- Required actions -
[1] List every kind of bulb that the winter gardening text names as a choice for forcing indoors.
[2] Carry on the winter gardening text, starting right after its final sentence.

- Given passage -
I do realize that even the mere mention of the word ‘winter’ usually puts most of you off but what if a few indoor projects made the time go faster? Maybe a break from gardening is just what you need. On the other hand, keeping your hands in the dirt may be just the cure for the winter blues!
Kitchen Windowsill Gardens
What can you grow on your kitchen windowsill? How about a winter culinary herb garden? You can use some herbs that you’ve brought in, start them from seed or pick a few up at the store. Many greenhouses keep a few potted herbs on hand through the winter months. Choose three or four of your favorites and pot them up in a long, narrow planter. Snip herbs as needed for all of your cooking needs.
For more edible options, try growing microgreens or sprouts. Fresh green treats to add to soups, salads and sandwiches. Sprouts can be used within days of putting in water and microgreens can usually be harvested in around 10 days. With this relatively short time between planting and harvest, you will be eating fresh greens in no time! Another bonus to sprouting is that it requires no dirt. Try alfalfa, broccoli, radish or a host of many other sproutable greens.
When it comes to indoor growing, few plants brighten your home as much as forced bulbs. The rich shades of red, white and pink of the amaryllis. The frosty white blooms of paper whites. The heavy scent of vibrant hyacinths. Tulips can take a bit more effort but can be totally worth it. Some of these bulbs can be kept for years and revived annually for winter bloom. Forcing bulbs brings a huge sense of anticipation and sometimes a second blooming!
With the low sun of early winter, suddenly I’m reminded that my houseplants are so dusty! Some even have long, wispy webs that reach to the ceiling. Pretty scary if you ask me. Winter is a great time to revitalize tired houseplants. Maybe a dusting is in order. We often put our larger plants in the shower for a quick bath. Just allow them to dry and return them to their spot. How about repotting a few to freshen them up?

- Records shown -
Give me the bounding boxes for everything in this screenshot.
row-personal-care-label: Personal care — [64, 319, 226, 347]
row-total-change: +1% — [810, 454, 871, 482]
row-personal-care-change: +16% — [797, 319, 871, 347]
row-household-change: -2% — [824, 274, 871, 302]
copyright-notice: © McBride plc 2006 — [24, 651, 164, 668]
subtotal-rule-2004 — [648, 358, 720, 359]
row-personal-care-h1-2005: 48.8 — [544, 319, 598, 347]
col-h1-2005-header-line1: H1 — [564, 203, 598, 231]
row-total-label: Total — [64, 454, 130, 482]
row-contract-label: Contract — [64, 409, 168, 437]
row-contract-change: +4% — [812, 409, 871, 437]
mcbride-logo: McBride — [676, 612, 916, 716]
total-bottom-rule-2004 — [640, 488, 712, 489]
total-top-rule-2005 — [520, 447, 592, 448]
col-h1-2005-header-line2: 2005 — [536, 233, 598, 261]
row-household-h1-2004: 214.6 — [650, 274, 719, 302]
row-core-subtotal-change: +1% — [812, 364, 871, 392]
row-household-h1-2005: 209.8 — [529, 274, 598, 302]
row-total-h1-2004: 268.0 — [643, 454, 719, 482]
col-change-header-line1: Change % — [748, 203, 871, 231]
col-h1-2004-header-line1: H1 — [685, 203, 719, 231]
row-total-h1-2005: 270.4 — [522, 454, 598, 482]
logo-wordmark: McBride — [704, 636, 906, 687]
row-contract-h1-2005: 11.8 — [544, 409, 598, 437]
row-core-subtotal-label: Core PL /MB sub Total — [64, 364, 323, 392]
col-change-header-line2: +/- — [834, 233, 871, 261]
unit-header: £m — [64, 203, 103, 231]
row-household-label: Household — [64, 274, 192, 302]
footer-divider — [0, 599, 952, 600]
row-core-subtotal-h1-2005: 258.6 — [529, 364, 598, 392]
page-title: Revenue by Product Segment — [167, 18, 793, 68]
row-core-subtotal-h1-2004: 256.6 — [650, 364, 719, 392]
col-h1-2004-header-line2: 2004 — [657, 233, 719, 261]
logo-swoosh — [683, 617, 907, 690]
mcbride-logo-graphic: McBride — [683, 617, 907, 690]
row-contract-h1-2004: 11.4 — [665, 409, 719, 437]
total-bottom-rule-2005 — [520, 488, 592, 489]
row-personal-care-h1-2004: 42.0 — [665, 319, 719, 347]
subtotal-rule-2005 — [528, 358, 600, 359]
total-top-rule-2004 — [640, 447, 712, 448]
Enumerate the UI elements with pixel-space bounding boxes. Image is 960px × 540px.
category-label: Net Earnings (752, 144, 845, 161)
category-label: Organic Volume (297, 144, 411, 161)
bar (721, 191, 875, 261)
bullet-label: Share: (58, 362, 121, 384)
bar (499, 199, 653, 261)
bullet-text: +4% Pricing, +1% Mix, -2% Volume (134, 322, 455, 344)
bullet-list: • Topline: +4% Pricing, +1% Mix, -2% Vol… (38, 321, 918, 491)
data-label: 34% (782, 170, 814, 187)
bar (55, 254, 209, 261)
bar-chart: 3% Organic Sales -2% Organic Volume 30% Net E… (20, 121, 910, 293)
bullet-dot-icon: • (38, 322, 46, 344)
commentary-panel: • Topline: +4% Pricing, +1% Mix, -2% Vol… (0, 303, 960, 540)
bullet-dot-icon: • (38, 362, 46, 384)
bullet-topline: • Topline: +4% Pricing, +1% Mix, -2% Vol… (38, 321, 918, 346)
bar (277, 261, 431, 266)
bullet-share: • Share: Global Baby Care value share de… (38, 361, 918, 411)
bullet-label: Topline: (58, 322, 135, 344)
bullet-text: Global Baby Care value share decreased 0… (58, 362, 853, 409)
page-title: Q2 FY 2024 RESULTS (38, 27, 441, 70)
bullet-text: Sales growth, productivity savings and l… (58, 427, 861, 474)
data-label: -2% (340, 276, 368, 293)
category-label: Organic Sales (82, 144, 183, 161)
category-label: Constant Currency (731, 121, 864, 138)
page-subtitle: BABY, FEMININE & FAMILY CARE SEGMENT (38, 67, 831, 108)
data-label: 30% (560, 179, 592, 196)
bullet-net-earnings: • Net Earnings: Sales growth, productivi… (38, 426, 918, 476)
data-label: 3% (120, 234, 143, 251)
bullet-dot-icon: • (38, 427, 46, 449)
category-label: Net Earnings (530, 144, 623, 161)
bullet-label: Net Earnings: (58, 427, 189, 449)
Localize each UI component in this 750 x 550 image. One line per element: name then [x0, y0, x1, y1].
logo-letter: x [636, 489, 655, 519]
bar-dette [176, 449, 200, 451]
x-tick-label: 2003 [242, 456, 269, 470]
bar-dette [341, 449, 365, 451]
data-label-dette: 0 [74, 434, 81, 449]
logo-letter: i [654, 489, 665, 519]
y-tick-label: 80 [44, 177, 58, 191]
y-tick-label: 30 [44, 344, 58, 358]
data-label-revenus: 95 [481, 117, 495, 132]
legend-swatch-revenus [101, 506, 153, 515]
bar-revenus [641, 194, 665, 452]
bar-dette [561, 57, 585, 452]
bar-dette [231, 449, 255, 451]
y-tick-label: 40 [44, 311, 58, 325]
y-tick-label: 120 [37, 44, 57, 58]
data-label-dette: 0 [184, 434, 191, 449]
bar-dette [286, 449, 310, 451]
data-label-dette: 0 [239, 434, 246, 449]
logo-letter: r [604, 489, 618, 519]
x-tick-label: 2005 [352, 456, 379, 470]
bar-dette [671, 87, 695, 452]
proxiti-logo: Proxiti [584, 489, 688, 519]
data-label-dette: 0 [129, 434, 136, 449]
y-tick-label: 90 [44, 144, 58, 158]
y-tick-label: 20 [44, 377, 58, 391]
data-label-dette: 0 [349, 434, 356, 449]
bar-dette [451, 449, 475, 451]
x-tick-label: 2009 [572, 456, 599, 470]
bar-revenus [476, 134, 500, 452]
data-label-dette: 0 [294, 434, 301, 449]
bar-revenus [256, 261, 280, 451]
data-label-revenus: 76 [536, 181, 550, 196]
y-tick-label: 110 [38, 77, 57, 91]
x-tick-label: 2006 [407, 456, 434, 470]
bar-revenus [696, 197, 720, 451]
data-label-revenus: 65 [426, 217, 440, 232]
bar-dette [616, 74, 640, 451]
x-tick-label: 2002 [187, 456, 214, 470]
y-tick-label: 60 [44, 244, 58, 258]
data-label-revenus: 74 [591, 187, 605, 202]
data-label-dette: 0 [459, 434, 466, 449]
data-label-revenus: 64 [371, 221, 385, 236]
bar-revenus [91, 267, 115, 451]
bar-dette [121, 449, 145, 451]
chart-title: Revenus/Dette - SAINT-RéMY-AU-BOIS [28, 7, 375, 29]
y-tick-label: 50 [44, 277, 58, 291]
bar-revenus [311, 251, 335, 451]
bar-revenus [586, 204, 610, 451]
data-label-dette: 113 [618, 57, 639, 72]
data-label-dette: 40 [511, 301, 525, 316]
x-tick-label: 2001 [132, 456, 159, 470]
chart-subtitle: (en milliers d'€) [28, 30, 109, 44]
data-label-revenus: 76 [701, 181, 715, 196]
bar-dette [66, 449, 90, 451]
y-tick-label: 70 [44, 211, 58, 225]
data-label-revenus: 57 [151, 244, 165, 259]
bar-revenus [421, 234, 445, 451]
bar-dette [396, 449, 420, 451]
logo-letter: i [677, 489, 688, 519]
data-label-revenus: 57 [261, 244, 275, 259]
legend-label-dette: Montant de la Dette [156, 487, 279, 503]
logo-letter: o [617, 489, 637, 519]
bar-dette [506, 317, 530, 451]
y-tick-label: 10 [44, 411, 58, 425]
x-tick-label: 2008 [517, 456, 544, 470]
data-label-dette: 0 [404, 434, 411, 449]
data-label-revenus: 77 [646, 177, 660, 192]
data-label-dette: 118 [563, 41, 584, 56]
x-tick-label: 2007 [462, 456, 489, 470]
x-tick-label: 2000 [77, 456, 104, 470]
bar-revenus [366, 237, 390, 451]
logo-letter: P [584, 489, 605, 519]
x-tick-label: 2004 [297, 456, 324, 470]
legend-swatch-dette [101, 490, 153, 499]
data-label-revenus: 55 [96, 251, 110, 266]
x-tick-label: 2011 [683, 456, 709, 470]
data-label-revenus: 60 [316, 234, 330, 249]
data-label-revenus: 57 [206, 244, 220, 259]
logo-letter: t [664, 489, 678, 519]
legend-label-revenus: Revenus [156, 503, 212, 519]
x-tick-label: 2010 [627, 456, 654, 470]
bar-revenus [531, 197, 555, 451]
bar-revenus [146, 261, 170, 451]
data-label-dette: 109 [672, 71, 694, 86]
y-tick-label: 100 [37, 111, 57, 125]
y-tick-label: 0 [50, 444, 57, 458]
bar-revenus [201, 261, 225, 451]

- Outputs -
[1] Amaryllis, paper whites, hyacinths, tulips

[2]
Do you have a large glass container just begging to be transformed into a terrarium? Building a terrarium is a great way to display rocks, plants and woodland treasures in a contained environment. Terrarium assembly is an excellent way to get children excited about gardening.
Arts and Crafts
I’m one of those people that always picks up driftwood and beach glass. There are stashes of it in my shed and in the house. I imagined that I would make some sort of garden mobile out of them. Maybe some snowy day I will get all of these beach finds together to make some sort of masterpiece.
Many other items can be made for the garden with no artist skills required. Try making plant markers from painted wooden spoons or put together a bee and bug hotel. We probably all have some stuff kicking around that could be used.
It may seem a bit early for planning your 2018 garden but I feel that it’s never too early. Seed and gardening catalogs will soon be streaming in filled with endless varieties of seeds. Why not sketch out your gardens while they are still fresh in your mind? You will have a jump on the next season. What are you planning for next year?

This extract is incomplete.